** Given problem **
Set the listing down unchanged, minus every embedded image.

Figure data in JSON:
━━━━━━

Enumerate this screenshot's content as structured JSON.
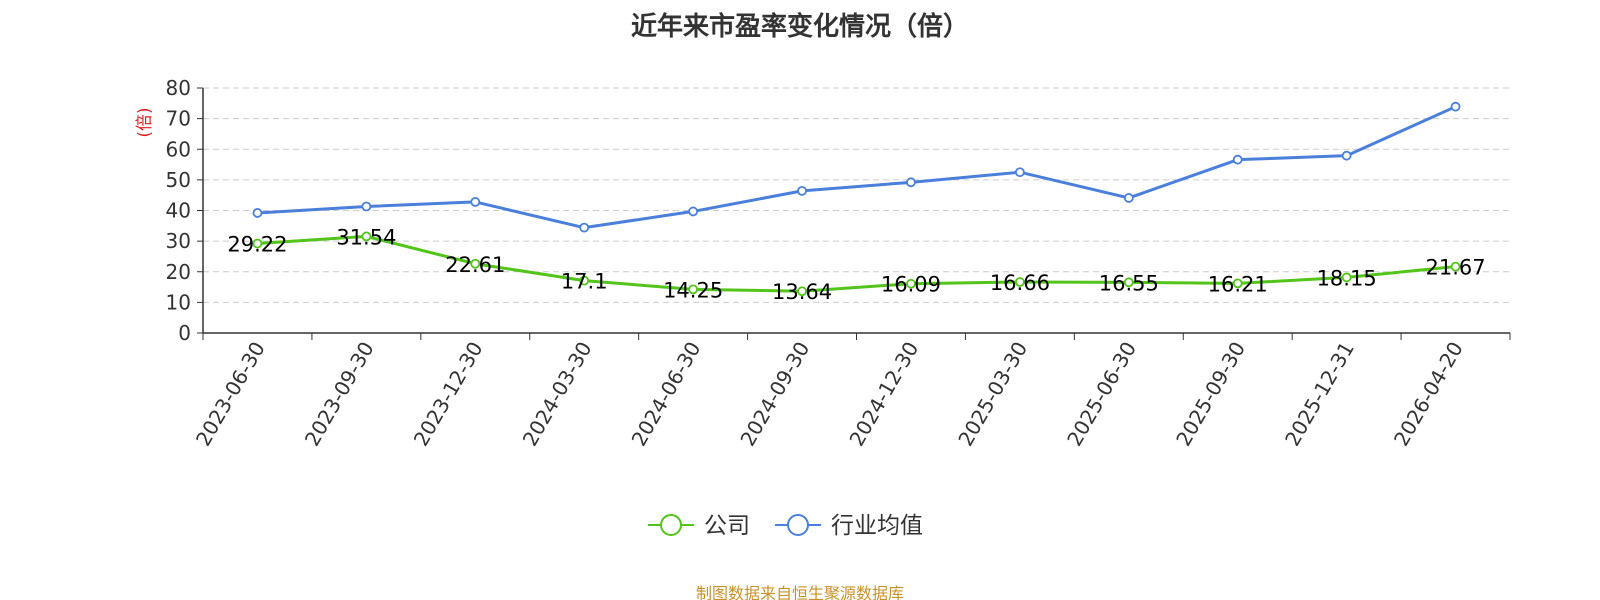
{
  "chart_data": {
    "type": "line",
    "title": "近年来市盈率变化情况（倍）",
    "ylabel": "(倍)",
    "xlabel": "",
    "ylim": [
      0,
      80
    ],
    "yticks": [
      0,
      10,
      20,
      30,
      40,
      50,
      60,
      70,
      80
    ],
    "grid": true,
    "legend_position": "bottom-center",
    "categories": [
      "2023-06-30",
      "2023-09-30",
      "2023-12-30",
      "2024-03-30",
      "2024-06-30",
      "2024-09-30",
      "2024-12-30",
      "2025-03-30",
      "2025-06-30",
      "2025-09-30",
      "2025-12-31",
      "2026-04-20"
    ],
    "series": [
      {
        "name": "公司",
        "color": "#52c41a",
        "values": [
          29.22,
          31.54,
          22.61,
          17.1,
          14.25,
          13.64,
          16.09,
          16.66,
          16.55,
          16.21,
          18.15,
          21.67
        ],
        "labels": [
          "29.22",
          "31.54",
          "22.61",
          "17.1",
          "14.25",
          "13.64",
          "16.09",
          "16.66",
          "16.55",
          "16.21",
          "18.15",
          "21.67"
        ]
      },
      {
        "name": "行业均值",
        "color": "#4a7fdb",
        "values": [
          39.2,
          41.3,
          42.8,
          34.4,
          39.7,
          46.4,
          49.2,
          52.5,
          44.1,
          56.6,
          57.9,
          73.9
        ]
      }
    ]
  },
  "footer": {
    "source": "制图数据来自恒生聚源数据库",
    "color": "#c8922a"
  },
  "ylabel_color": "#e02020"
}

━━━━━━

** Result of the task **
Enumerate this screenshot's content as structured JSON.
{
  "chart_data": {
    "type": "line",
    "title": "近年来市盈率变化情况（倍）",
    "ylabel": "(倍)",
    "xlabel": "",
    "ylim": [
      0,
      80
    ],
    "yticks": [
      0,
      10,
      20,
      30,
      40,
      50,
      60,
      70,
      80
    ],
    "grid": true,
    "legend_position": "bottom-center",
    "categories": [
      "2023-06-30",
      "2023-09-30",
      "2023-12-30",
      "2024-03-30",
      "2024-06-30",
      "2024-09-30",
      "2024-12-30",
      "2025-03-30",
      "2025-06-30",
      "2025-09-30",
      "2025-12-31",
      "2026-04-20"
    ],
    "series": [
      {
        "name": "公司",
        "color": "#52c41a",
        "values": [
          29.22,
          31.54,
          22.61,
          17.1,
          14.25,
          13.64,
          16.09,
          16.66,
          16.55,
          16.21,
          18.15,
          21.67
        ],
        "labels": [
          "29.22",
          "31.54",
          "22.61",
          "17.1",
          "14.25",
          "13.64",
          "16.09",
          "16.66",
          "16.55",
          "16.21",
          "18.15",
          "21.67"
        ]
      },
      {
        "name": "行业均值",
        "color": "#4a7fdb",
        "values": [
          39.2,
          41.3,
          42.8,
          34.4,
          39.7,
          46.4,
          49.2,
          52.5,
          44.1,
          56.6,
          57.9,
          73.9
        ]
      }
    ]
  },
  "footer": {
    "source": "制图数据来自恒生聚源数据库",
    "color": "#c8922a"
  },
  "ylabel_color": "#e02020"
}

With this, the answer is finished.